INPUT DATA start

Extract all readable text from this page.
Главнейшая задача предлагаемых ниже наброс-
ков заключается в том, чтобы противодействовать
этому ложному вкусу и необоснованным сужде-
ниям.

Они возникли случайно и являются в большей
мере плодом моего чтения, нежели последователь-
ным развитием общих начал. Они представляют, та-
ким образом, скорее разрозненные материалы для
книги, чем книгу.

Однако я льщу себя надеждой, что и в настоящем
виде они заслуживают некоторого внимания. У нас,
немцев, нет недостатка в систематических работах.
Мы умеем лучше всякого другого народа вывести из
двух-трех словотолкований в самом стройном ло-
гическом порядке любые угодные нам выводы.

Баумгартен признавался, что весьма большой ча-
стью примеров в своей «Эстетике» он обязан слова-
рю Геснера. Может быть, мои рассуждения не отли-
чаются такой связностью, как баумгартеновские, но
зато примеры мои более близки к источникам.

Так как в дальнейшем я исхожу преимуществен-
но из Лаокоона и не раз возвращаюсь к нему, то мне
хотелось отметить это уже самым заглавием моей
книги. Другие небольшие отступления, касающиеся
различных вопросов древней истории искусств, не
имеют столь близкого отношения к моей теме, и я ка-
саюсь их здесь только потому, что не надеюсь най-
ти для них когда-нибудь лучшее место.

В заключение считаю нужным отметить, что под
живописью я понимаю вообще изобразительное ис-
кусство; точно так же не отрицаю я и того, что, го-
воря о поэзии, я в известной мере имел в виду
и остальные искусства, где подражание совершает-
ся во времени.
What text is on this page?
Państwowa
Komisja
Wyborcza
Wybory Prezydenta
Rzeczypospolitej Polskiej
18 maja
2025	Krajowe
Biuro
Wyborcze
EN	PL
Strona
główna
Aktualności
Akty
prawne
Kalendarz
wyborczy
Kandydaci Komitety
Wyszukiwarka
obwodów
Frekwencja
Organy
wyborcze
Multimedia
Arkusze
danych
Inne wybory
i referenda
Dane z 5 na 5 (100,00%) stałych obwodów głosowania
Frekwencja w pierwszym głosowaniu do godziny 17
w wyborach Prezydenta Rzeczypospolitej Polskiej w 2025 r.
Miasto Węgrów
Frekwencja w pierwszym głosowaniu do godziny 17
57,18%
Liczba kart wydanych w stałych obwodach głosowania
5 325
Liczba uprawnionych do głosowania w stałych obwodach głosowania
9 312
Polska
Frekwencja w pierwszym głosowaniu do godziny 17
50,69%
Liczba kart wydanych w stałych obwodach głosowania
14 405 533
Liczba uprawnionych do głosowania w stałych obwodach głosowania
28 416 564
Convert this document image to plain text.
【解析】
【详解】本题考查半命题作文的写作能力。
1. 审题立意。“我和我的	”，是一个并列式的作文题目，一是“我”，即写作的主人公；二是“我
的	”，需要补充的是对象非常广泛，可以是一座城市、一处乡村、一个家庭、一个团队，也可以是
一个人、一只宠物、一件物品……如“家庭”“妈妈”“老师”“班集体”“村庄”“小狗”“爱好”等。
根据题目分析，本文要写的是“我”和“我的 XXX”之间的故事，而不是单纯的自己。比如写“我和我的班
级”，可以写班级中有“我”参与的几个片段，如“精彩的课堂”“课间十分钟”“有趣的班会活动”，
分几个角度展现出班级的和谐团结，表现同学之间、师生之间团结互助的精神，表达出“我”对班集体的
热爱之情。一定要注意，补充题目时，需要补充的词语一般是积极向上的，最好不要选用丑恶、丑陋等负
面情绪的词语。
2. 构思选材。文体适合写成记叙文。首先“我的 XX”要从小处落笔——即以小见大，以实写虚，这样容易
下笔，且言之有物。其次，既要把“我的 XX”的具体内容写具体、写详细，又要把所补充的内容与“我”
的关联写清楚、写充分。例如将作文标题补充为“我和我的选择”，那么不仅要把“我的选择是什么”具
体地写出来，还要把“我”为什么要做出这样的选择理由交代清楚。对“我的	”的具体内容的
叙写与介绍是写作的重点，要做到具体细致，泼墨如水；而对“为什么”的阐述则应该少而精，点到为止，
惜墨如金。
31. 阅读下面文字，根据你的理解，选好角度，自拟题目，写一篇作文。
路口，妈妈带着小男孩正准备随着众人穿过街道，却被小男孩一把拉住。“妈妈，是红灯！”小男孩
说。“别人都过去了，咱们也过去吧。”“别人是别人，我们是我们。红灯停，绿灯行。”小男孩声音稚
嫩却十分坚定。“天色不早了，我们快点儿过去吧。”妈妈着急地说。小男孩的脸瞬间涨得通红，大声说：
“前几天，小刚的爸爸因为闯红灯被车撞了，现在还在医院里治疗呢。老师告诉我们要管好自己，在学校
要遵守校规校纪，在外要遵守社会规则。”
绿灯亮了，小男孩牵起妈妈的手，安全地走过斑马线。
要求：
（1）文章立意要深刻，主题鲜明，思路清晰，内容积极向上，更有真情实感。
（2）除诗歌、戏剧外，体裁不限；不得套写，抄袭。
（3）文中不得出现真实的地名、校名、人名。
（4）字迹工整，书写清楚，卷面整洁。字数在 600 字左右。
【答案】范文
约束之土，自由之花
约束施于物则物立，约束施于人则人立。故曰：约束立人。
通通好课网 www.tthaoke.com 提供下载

INPUT DATA end

• **TASK TO CARRY OUT**:
Reproduce all of the data exactly as given.

• **EXERCISE ANSWER**:
Extract all readable text from this page.
Главнейшая задача предлагаемых ниже наброс-
ков заключается в том, чтобы противодействовать
этому ложному вкусу и необоснованным сужде-
ниям.

Они возникли случайно и являются в большей
мере плодом моего чтения, нежели последователь-
ным развитием общих начал. Они представляют, та-
ким образом, скорее разрозненные материалы для
книги, чем книгу.

Однако я льщу себя надеждой, что и в настоящем
виде они заслуживают некоторого внимания. У нас,
немцев, нет недостатка в систематических работах.
Мы умеем лучше всякого другого народа вывести из
двух-трех словотолкований в самом стройном ло-
гическом порядке любые угодные нам выводы.

Баумгартен признавался, что весьма большой ча-
стью примеров в своей «Эстетике» он обязан слова-
рю Геснера. Может быть, мои рассуждения не отли-
чаются такой связностью, как баумгартеновские, но
зато примеры мои более близки к источникам.

Так как в дальнейшем я исхожу преимуществен-
но из Лаокоона и не раз возвращаюсь к нему, то мне
хотелось отметить это уже самым заглавием моей
книги. Другие небольшие отступления, касающиеся
различных вопросов древней истории искусств, не
имеют столь близкого отношения к моей теме, и я ка-
саюсь их здесь только потому, что не надеюсь най-
ти для них когда-нибудь лучшее место.

В заключение считаю нужным отметить, что под
живописью я понимаю вообще изобразительное ис-
кусство; точно так же не отрицаю я и того, что, го-
воря о поэзии, я в известной мере имел в виду
и остальные искусства, где подражание совершает-
ся во времени.
What text is on this page?
Państwowa
Komisja
Wyborcza
Wybory Prezydenta
Rzeczypospolitej Polskiej
18 maja
2025	Krajowe
Biuro
Wyborcze
EN	PL
Strona
główna
Aktualności
Akty
prawne
Kalendarz
wyborczy
Kandydaci Komitety
Wyszukiwarka
obwodów
Frekwencja
Organy
wyborcze
Multimedia
Arkusze
danych
Inne wybory
i referenda
Dane z 5 na 5 (100,00%) stałych obwodów głosowania
Frekwencja w pierwszym głosowaniu do godziny 17
w wyborach Prezydenta Rzeczypospolitej Polskiej w 2025 r.
Miasto Węgrów
Frekwencja w pierwszym głosowaniu do godziny 17
57,18%
Liczba kart wydanych w stałych obwodach głosowania
5 325
Liczba uprawnionych do głosowania w stałych obwodach głosowania
9 312
Polska
Frekwencja w pierwszym głosowaniu do godziny 17
50,69%
Liczba kart wydanych w stałych obwodach głosowania
14 405 533
Liczba uprawnionych do głosowania w stałych obwodach głosowania
28 416 564
Convert this document image to plain text.
【解析】
【详解】本题考查半命题作文的写作能力。
1. 审题立意。“我和我的	”，是一个并列式的作文题目，一是“我”，即写作的主人公；二是“我
的	”，需要补充的是对象非常广泛，可以是一座城市、一处乡村、一个家庭、一个团队，也可以是
一个人、一只宠物、一件物品……如“家庭”“妈妈”“老师”“班集体”“村庄”“小狗”“爱好”等。
根据题目分析，本文要写的是“我”和“我的 XXX”之间的故事，而不是单纯的自己。比如写“我和我的班
级”，可以写班级中有“我”参与的几个片段，如“精彩的课堂”“课间十分钟”“有趣的班会活动”，
分几个角度展现出班级的和谐团结，表现同学之间、师生之间团结互助的精神，表达出“我”对班集体的
热爱之情。一定要注意，补充题目时，需要补充的词语一般是积极向上的，最好不要选用丑恶、丑陋等负
面情绪的词语。
2. 构思选材。文体适合写成记叙文。首先“我的 XX”要从小处落笔——即以小见大，以实写虚，这样容易
下笔，且言之有物。其次，既要把“我的 XX”的具体内容写具体、写详细，又要把所补充的内容与“我”
的关联写清楚、写充分。例如将作文标题补充为“我和我的选择”，那么不仅要把“我的选择是什么”具
体地写出来，还要把“我”为什么要做出这样的选择理由交代清楚。对“我的	”的具体内容的
叙写与介绍是写作的重点，要做到具体细致，泼墨如水；而对“为什么”的阐述则应该少而精，点到为止，
惜墨如金。
31. 阅读下面文字，根据你的理解，选好角度，自拟题目，写一篇作文。
路口，妈妈带着小男孩正准备随着众人穿过街道，却被小男孩一把拉住。“妈妈，是红灯！”小男孩
说。“别人都过去了，咱们也过去吧。”“别人是别人，我们是我们。红灯停，绿灯行。”小男孩声音稚
嫩却十分坚定。“天色不早了，我们快点儿过去吧。”妈妈着急地说。小男孩的脸瞬间涨得通红，大声说：
“前几天，小刚的爸爸因为闯红灯被车撞了，现在还在医院里治疗呢。老师告诉我们要管好自己，在学校
要遵守校规校纪，在外要遵守社会规则。”
绿灯亮了，小男孩牵起妈妈的手，安全地走过斑马线。
要求：
（1）文章立意要深刻，主题鲜明，思路清晰，内容积极向上，更有真情实感。
（2）除诗歌、戏剧外，体裁不限；不得套写，抄袭。
（3）文中不得出现真实的地名、校名、人名。
（4）字迹工整，书写清楚，卷面整洁。字数在 600 字左右。
【答案】范文
约束之土，自由之花
约束施于物则物立，约束施于人则人立。故曰：约束立人。
通通好课网 www.tthaoke.com 提供下载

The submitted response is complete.